§ **Requirements**
From the entries below, please gather each line containing the string "value".

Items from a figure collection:
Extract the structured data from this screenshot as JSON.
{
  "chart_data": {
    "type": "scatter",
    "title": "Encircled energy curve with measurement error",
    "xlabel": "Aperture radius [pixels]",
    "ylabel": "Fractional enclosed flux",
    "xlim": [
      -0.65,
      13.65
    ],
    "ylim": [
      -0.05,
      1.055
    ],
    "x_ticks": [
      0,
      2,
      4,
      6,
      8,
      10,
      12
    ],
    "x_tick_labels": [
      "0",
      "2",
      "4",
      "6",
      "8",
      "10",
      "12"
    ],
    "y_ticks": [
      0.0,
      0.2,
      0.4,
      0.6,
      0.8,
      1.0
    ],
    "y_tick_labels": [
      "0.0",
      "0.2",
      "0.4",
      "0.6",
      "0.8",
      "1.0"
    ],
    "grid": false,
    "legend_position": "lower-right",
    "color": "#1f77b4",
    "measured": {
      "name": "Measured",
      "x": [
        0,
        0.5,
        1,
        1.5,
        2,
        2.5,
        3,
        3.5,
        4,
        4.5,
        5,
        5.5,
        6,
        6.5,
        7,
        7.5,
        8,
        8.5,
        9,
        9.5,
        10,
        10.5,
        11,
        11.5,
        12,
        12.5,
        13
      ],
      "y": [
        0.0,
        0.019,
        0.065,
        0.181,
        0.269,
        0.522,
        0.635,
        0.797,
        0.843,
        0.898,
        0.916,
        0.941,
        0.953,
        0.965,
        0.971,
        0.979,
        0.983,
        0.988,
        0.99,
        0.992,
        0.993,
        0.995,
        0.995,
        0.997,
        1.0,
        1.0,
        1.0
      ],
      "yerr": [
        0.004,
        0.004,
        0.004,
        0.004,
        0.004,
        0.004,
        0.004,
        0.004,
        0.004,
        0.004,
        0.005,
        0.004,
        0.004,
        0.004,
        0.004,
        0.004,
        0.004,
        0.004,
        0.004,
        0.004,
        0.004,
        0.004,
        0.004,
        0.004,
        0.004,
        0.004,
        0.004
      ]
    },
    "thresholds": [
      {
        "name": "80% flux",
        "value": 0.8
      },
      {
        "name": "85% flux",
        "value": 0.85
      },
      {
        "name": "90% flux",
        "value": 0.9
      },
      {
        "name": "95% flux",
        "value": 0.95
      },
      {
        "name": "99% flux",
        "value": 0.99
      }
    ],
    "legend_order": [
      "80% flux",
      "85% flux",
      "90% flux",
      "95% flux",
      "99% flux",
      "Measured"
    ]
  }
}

§ **Response to this task**
        "value": 0.8
        "value": 0.85
        "value": 0.9
        "value": 0.95
        "value": 0.99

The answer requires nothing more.